PROBLEM DESCRIPTION >>
Copy each line holding the string "Peak".

RECORDED DATA >>
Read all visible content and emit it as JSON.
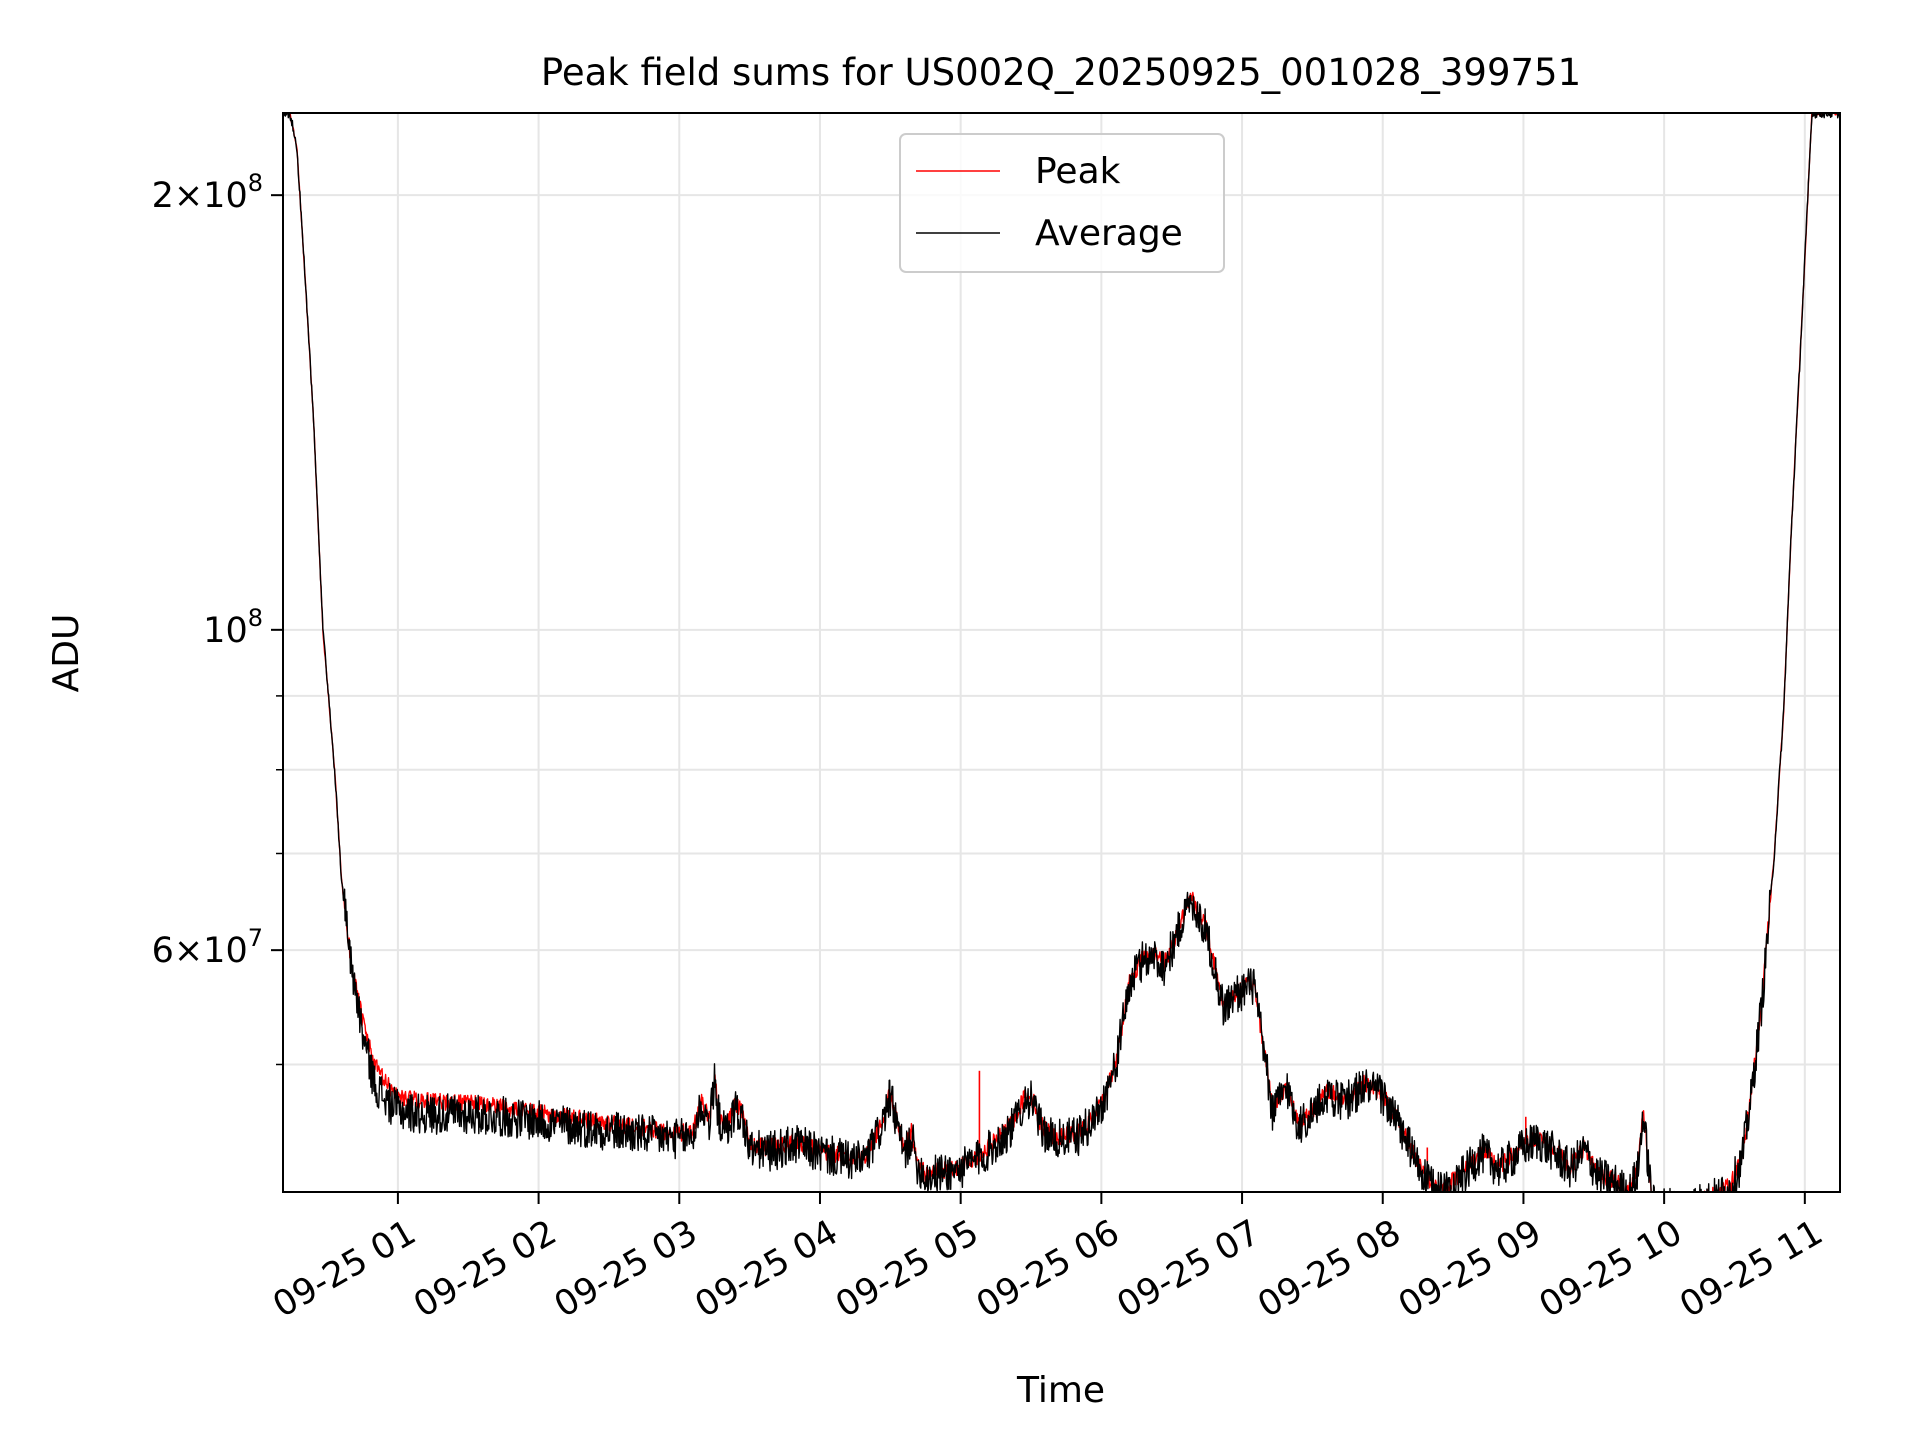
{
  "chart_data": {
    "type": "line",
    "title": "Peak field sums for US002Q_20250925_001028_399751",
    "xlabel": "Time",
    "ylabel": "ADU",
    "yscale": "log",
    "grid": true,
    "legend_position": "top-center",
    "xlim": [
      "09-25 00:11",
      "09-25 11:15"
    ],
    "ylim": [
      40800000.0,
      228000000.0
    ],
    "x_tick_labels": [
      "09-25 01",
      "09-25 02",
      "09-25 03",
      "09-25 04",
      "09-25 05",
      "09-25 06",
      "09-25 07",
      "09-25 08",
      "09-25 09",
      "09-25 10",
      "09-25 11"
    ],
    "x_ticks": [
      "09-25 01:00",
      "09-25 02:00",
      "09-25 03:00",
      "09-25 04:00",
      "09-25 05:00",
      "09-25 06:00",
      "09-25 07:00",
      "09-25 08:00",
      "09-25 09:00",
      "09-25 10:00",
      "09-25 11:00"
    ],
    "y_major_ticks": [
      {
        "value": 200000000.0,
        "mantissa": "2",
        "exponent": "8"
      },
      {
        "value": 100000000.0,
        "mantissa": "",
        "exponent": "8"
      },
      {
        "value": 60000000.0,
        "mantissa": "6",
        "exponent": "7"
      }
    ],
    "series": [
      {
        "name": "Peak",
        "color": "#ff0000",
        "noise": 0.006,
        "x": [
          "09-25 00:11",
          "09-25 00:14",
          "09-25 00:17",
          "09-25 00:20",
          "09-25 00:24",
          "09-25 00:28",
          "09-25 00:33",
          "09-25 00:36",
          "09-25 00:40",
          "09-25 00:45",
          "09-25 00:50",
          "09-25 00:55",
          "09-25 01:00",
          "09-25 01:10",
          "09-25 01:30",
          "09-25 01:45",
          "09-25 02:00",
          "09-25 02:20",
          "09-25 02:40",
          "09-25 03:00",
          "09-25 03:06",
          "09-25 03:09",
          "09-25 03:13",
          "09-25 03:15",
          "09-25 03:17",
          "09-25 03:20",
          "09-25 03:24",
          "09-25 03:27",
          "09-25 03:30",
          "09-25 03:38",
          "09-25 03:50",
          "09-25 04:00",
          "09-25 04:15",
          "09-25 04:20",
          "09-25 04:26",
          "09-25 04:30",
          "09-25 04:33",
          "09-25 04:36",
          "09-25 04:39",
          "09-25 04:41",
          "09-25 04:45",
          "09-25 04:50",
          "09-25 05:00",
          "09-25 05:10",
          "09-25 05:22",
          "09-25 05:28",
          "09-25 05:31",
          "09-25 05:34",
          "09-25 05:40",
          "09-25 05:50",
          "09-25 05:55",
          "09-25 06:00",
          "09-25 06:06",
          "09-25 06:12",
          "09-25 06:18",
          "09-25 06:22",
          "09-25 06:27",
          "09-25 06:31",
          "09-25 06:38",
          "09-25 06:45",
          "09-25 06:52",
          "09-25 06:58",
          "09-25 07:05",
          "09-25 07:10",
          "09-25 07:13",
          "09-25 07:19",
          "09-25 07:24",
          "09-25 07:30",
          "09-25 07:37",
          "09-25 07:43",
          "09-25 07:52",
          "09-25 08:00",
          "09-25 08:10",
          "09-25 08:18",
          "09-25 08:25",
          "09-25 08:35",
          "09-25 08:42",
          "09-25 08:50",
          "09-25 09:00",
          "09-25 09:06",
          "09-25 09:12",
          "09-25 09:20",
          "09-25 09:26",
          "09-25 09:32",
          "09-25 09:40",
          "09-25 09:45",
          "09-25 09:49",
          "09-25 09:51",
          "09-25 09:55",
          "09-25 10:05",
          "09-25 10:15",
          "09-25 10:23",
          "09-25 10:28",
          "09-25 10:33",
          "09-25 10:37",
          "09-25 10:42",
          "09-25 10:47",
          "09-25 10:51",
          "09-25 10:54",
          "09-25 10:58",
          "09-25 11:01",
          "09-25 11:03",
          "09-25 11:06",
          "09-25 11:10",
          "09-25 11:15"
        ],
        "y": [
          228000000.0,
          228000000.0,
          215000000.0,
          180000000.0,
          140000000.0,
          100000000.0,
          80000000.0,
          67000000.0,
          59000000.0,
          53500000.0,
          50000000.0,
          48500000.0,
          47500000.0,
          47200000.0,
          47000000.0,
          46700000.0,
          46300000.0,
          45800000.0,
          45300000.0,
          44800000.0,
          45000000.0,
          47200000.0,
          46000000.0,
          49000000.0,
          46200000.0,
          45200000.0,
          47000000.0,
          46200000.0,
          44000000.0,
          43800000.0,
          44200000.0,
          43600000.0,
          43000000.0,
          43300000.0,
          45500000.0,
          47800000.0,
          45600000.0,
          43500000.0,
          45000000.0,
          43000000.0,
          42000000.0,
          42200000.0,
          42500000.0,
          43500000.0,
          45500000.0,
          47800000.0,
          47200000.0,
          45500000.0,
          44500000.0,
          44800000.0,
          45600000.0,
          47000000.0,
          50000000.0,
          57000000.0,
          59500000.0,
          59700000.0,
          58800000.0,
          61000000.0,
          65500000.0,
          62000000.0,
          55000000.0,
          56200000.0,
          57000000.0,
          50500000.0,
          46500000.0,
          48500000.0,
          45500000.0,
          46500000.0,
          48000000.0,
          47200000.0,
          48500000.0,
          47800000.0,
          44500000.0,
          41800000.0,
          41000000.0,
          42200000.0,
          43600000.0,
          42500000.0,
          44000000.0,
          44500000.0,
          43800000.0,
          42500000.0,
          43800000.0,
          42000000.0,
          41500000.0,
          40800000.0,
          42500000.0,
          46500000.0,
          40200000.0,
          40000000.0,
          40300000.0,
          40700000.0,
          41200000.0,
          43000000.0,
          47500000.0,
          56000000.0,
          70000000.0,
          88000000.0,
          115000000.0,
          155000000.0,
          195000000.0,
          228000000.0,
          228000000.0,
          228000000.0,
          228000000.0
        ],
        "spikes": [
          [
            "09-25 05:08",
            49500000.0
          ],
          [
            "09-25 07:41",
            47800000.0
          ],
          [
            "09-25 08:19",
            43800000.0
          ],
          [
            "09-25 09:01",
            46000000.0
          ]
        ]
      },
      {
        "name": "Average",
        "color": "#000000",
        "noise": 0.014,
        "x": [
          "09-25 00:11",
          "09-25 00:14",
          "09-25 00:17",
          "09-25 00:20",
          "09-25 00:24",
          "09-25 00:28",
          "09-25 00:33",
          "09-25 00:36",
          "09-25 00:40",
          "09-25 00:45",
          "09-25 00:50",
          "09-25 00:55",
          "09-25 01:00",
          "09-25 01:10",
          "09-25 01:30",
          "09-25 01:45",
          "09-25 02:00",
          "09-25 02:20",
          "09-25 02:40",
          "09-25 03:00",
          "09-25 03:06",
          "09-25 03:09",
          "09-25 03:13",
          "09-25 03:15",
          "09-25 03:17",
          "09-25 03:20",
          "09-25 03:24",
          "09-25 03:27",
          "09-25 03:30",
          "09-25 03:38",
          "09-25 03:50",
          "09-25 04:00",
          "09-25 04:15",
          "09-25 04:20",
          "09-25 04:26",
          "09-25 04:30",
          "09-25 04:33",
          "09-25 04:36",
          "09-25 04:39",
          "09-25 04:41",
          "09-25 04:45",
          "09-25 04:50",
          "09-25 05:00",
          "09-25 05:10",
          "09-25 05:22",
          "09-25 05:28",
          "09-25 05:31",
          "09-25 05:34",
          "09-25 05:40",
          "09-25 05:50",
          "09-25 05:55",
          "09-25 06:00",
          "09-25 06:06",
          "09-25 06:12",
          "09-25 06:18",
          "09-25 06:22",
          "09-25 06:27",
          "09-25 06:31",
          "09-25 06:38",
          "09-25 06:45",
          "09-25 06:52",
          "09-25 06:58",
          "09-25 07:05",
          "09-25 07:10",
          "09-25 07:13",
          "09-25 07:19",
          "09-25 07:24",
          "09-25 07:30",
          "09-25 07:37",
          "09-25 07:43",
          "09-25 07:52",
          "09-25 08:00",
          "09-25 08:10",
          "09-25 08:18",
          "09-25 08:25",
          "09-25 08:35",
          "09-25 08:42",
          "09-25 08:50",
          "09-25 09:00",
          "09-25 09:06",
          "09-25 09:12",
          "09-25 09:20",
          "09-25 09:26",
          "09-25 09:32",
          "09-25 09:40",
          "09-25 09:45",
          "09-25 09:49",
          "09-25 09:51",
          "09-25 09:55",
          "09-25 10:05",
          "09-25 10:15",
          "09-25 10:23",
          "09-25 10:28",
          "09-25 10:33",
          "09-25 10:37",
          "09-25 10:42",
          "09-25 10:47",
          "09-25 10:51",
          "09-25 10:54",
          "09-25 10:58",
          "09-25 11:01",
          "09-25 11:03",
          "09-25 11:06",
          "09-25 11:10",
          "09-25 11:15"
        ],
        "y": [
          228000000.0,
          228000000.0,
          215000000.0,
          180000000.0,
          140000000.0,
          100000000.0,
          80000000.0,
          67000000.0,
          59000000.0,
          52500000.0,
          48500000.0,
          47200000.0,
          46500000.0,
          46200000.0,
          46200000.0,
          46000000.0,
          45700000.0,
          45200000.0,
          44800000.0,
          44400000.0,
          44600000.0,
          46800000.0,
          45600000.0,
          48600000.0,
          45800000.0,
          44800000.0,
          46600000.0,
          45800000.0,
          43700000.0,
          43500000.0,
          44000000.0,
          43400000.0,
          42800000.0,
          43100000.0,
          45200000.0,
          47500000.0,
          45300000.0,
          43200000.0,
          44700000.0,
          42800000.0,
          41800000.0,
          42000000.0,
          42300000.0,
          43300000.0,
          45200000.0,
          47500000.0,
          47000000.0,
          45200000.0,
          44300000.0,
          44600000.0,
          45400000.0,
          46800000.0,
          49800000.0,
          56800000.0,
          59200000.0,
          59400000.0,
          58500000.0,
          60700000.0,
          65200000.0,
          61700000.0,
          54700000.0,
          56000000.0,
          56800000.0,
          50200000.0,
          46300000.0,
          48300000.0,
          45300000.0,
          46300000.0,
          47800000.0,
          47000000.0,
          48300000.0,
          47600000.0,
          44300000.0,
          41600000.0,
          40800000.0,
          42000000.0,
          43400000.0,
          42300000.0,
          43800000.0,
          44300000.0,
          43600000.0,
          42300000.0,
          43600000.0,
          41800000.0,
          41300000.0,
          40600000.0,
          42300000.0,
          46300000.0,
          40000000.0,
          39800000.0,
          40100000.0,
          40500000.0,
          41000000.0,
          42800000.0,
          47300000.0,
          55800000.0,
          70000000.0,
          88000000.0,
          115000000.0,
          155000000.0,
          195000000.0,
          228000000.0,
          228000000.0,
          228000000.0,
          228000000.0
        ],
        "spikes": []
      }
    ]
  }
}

EXERCISE SOLUTION >>
    "title": "Peak field sums for US002Q_20250925_001028_399751",
        "name": "Peak",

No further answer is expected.